* _INPUT FOR THIS TASK_:
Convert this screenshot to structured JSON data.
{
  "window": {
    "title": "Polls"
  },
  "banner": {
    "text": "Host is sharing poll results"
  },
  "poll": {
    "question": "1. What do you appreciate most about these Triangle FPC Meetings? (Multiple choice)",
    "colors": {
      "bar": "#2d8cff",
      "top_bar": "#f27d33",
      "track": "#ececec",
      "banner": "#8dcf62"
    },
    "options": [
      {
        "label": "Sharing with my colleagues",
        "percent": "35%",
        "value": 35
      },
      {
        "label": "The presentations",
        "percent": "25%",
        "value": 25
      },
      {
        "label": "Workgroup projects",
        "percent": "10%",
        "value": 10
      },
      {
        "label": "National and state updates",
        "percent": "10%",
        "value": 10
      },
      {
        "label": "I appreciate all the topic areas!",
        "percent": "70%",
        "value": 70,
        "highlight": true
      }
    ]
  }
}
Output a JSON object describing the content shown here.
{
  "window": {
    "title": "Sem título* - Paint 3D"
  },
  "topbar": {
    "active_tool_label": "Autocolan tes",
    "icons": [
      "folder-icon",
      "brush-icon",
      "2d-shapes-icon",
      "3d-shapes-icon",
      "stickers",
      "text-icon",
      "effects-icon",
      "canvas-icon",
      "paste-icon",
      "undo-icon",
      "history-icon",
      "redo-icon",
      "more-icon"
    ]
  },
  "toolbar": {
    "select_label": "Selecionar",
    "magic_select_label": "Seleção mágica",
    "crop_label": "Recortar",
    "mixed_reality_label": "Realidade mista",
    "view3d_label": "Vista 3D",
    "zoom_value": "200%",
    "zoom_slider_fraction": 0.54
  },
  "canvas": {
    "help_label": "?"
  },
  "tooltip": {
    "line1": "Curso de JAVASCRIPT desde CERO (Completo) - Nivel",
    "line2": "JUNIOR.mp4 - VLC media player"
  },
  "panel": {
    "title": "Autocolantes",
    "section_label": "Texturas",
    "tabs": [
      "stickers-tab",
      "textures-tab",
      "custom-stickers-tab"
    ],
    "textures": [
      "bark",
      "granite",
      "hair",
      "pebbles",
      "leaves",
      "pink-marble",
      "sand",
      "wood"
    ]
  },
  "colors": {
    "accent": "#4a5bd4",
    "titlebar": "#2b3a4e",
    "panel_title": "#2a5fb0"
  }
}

* _DIRECTIVE_: Write out all of the records once more, exactly.

* _EXERCISE ANSWER_:
Convert this screenshot to structured JSON data.
{
  "window": {
    "title": "Polls"
  },
  "banner": {
    "text": "Host is sharing poll results"
  },
  "poll": {
    "question": "1. What do you appreciate most about these Triangle FPC Meetings? (Multiple choice)",
    "colors": {
      "bar": "#2d8cff",
      "top_bar": "#f27d33",
      "track": "#ececec",
      "banner": "#8dcf62"
    },
    "options": [
      {
        "label": "Sharing with my colleagues",
        "percent": "35%",
        "value": 35
      },
      {
        "label": "The presentations",
        "percent": "25%",
        "value": 25
      },
      {
        "label": "Workgroup projects",
        "percent": "10%",
        "value": 10
      },
      {
        "label": "National and state updates",
        "percent": "10%",
        "value": 10
      },
      {
        "label": "I appreciate all the topic areas!",
        "percent": "70%",
        "value": 70,
        "highlight": true
      }
    ]
  }
}
Output a JSON object describing the content shown here.
{
  "window": {
    "title": "Sem título* - Paint 3D"
  },
  "topbar": {
    "active_tool_label": "Autocolan tes",
    "icons": [
      "folder-icon",
      "brush-icon",
      "2d-shapes-icon",
      "3d-shapes-icon",
      "stickers",
      "text-icon",
      "effects-icon",
      "canvas-icon",
      "paste-icon",
      "undo-icon",
      "history-icon",
      "redo-icon",
      "more-icon"
    ]
  },
  "toolbar": {
    "select_label": "Selecionar",
    "magic_select_label": "Seleção mágica",
    "crop_label": "Recortar",
    "mixed_reality_label": "Realidade mista",
    "view3d_label": "Vista 3D",
    "zoom_value": "200%",
    "zoom_slider_fraction": 0.54
  },
  "canvas": {
    "help_label": "?"
  },
  "tooltip": {
    "line1": "Curso de JAVASCRIPT desde CERO (Completo) - Nivel",
    "line2": "JUNIOR.mp4 - VLC media player"
  },
  "panel": {
    "title": "Autocolantes",
    "section_label": "Texturas",
    "tabs": [
      "stickers-tab",
      "textures-tab",
      "custom-stickers-tab"
    ],
    "textures": [
      "bark",
      "granite",
      "hair",
      "pebbles",
      "leaves",
      "pink-marble",
      "sand",
      "wood"
    ]
  },
  "colors": {
    "accent": "#4a5bd4",
    "titlebar": "#2b3a4e",
    "panel_title": "#2a5fb0"
  }
}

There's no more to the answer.